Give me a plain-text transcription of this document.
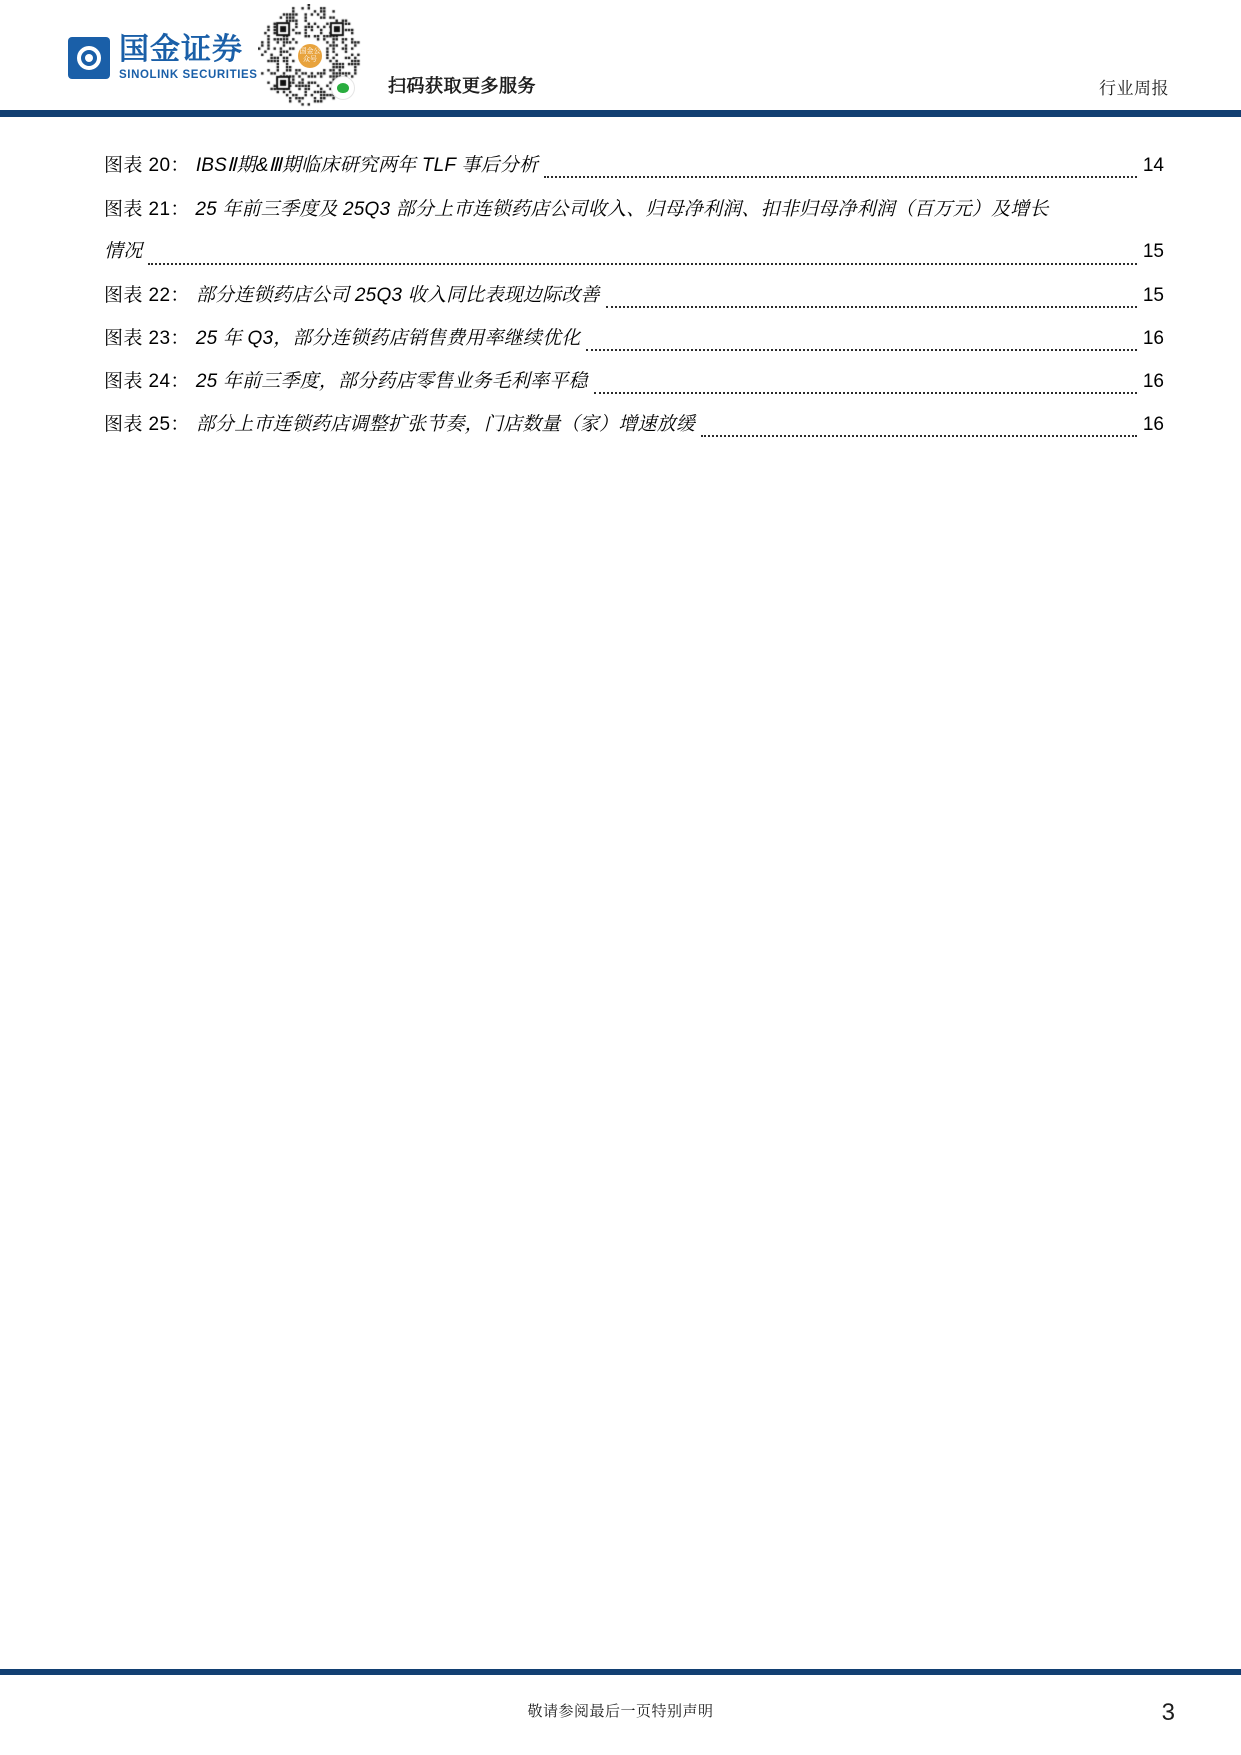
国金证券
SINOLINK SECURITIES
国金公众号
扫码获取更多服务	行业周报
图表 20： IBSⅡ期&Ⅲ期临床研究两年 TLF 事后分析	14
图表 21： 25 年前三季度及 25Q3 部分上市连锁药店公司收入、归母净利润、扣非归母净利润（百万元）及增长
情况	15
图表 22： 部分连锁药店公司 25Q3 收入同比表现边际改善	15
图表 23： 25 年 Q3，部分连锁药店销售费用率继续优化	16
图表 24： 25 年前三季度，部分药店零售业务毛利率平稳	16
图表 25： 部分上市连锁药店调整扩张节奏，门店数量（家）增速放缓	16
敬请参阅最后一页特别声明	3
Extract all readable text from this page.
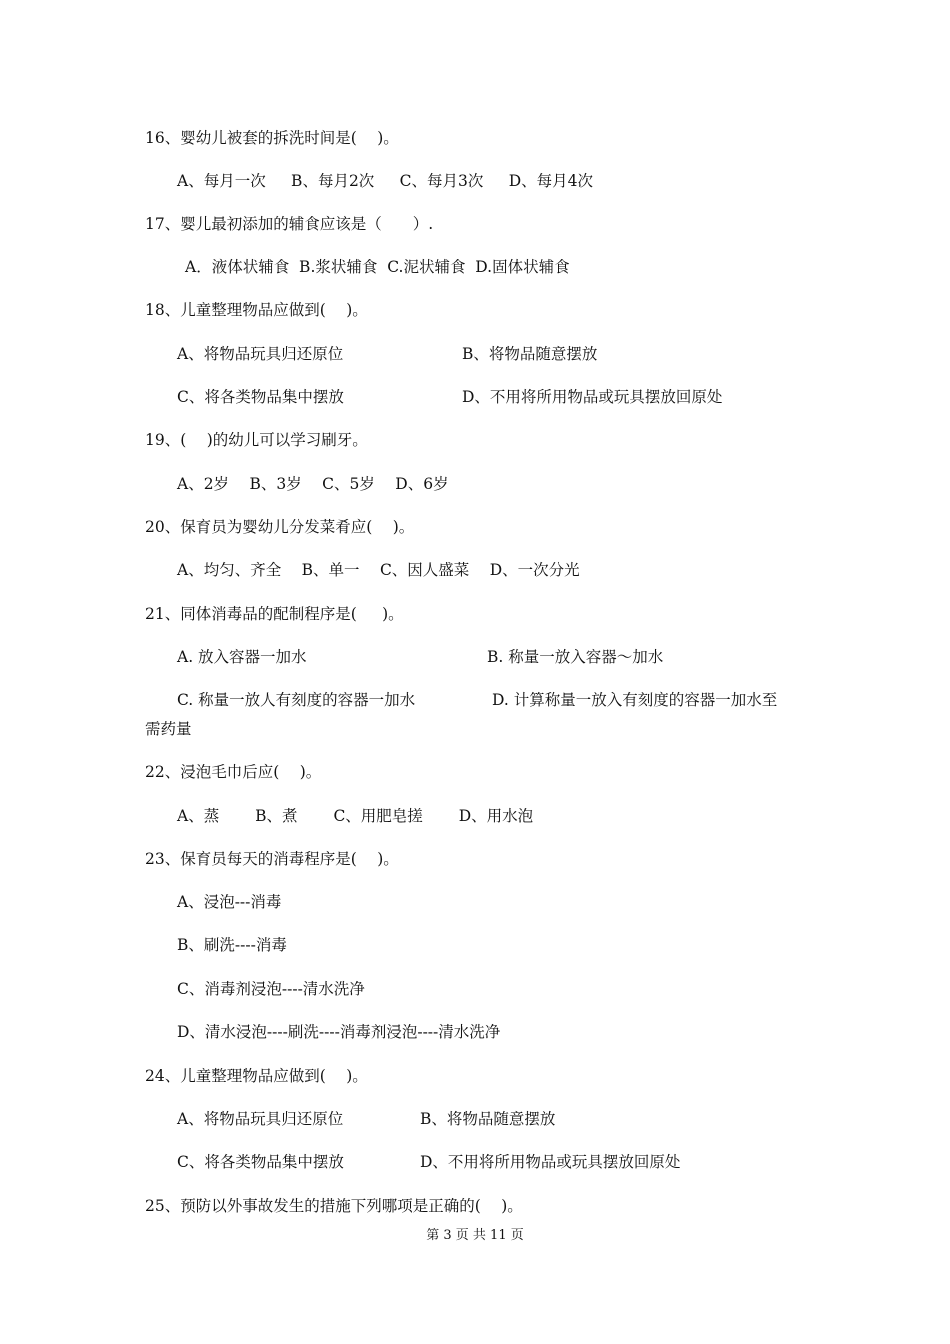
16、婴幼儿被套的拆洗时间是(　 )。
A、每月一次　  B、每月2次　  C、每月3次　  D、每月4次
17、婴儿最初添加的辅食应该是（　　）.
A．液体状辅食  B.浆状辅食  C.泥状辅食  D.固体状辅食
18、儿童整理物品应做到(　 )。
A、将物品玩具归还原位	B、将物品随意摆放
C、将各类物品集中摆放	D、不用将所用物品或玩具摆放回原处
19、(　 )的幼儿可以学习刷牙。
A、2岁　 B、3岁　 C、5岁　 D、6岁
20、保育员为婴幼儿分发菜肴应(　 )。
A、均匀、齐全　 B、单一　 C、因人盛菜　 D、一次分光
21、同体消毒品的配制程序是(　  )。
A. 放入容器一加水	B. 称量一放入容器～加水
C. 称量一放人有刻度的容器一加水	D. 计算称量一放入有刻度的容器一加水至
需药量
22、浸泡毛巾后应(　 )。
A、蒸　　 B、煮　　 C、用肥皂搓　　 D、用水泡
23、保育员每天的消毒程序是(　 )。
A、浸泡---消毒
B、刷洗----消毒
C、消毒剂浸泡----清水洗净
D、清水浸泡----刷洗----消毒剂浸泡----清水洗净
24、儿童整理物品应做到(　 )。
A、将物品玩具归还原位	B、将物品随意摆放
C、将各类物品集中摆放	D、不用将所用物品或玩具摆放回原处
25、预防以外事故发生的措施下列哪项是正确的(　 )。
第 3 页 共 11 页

* * *

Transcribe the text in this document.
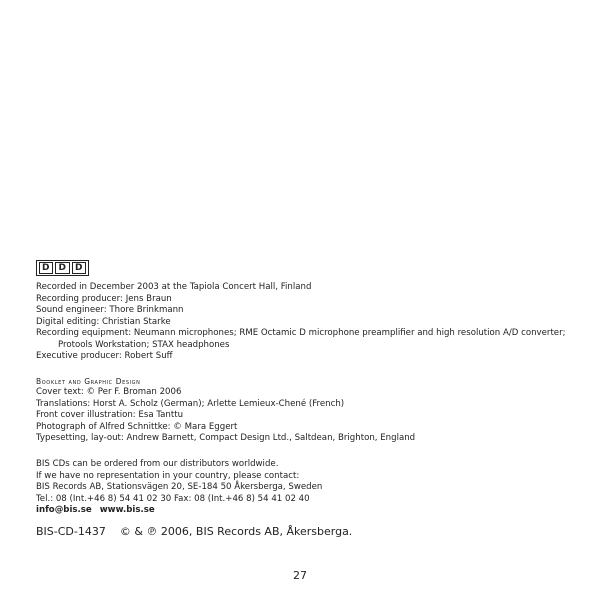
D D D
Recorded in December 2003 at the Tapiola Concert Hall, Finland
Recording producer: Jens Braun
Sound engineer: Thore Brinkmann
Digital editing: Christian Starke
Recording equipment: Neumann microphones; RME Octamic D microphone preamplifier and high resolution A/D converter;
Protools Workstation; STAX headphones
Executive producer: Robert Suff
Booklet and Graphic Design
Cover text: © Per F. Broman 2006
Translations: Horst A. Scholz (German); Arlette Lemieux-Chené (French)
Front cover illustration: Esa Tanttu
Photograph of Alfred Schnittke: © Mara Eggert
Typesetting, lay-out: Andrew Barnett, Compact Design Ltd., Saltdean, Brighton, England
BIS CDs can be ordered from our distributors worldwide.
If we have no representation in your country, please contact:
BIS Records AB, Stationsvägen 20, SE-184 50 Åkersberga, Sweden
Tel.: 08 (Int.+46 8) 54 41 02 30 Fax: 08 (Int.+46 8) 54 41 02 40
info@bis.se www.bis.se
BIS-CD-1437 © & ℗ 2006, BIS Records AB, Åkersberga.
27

§ TASK DETAILS
Copy each line of the listing that holds the word "Recording".

§ SOLUTION
Recording producer: Jens Braun
Recording equipment: Neumann microphones; RME Octamic D microphone preamplifier and high resolution A/D converter;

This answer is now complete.